=== What the task asks ===
Please copy all the lines that follow, word for word.

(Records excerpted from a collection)
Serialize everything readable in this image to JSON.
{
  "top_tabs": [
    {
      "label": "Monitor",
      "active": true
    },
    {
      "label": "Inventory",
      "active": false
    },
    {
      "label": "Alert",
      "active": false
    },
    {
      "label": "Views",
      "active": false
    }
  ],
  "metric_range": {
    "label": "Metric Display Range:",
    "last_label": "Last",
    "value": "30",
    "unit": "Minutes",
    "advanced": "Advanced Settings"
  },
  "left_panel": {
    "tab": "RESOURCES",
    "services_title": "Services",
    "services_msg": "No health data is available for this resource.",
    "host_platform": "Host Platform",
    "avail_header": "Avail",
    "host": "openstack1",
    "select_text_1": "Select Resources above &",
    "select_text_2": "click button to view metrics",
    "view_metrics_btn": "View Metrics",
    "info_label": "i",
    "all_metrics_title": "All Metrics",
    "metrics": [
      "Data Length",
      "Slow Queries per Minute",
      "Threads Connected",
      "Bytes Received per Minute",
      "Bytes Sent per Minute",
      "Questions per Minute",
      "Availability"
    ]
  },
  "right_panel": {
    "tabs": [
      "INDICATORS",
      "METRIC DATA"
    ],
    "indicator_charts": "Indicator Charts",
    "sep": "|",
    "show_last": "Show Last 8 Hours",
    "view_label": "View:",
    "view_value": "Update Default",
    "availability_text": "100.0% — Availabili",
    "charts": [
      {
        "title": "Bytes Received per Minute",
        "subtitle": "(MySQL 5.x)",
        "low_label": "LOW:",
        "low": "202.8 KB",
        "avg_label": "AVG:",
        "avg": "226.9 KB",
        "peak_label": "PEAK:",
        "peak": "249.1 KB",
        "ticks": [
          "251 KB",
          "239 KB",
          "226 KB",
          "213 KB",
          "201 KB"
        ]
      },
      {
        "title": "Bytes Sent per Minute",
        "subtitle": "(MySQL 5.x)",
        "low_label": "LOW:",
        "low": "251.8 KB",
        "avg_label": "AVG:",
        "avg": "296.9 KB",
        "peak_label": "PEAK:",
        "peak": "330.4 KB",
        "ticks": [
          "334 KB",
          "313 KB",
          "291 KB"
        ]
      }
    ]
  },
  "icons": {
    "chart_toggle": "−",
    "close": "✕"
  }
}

=== In response ===
Serialize everything readable in this image to JSON.
{
  "top_tabs": [
    {
      "label": "Monitor",
      "active": true
    },
    {
      "label": "Inventory",
      "active": false
    },
    {
      "label": "Alert",
      "active": false
    },
    {
      "label": "Views",
      "active": false
    }
  ],
  "metric_range": {
    "label": "Metric Display Range:",
    "last_label": "Last",
    "value": "30",
    "unit": "Minutes",
    "advanced": "Advanced Settings"
  },
  "left_panel": {
    "tab": "RESOURCES",
    "services_title": "Services",
    "services_msg": "No health data is available for this resource.",
    "host_platform": "Host Platform",
    "avail_header": "Avail",
    "host": "openstack1",
    "select_text_1": "Select Resources above &",
    "select_text_2": "click button to view metrics",
    "view_metrics_btn": "View Metrics",
    "info_label": "i",
    "all_metrics_title": "All Metrics",
    "metrics": [
      "Data Length",
      "Slow Queries per Minute",
      "Threads Connected",
      "Bytes Received per Minute",
      "Bytes Sent per Minute",
      "Questions per Minute",
      "Availability"
    ]
  },
  "right_panel": {
    "tabs": [
      "INDICATORS",
      "METRIC DATA"
    ],
    "indicator_charts": "Indicator Charts",
    "sep": "|",
    "show_last": "Show Last 8 Hours",
    "view_label": "View:",
    "view_value": "Update Default",
    "availability_text": "100.0% — Availabili",
    "charts": [
      {
        "title": "Bytes Received per Minute",
        "subtitle": "(MySQL 5.x)",
        "low_label": "LOW:",
        "low": "202.8 KB",
        "avg_label": "AVG:",
        "avg": "226.9 KB",
        "peak_label": "PEAK:",
        "peak": "249.1 KB",
        "ticks": [
          "251 KB",
          "239 KB",
          "226 KB",
          "213 KB",
          "201 KB"
        ]
      },
      {
        "title": "Bytes Sent per Minute",
        "subtitle": "(MySQL 5.x)",
        "low_label": "LOW:",
        "low": "251.8 KB",
        "avg_label": "AVG:",
        "avg": "296.9 KB",
        "peak_label": "PEAK:",
        "peak": "330.4 KB",
        "ticks": [
          "334 KB",
          "313 KB",
          "291 KB"
        ]
      }
    ]
  },
  "icons": {
    "chart_toggle": "−",
    "close": "✕"
  }
}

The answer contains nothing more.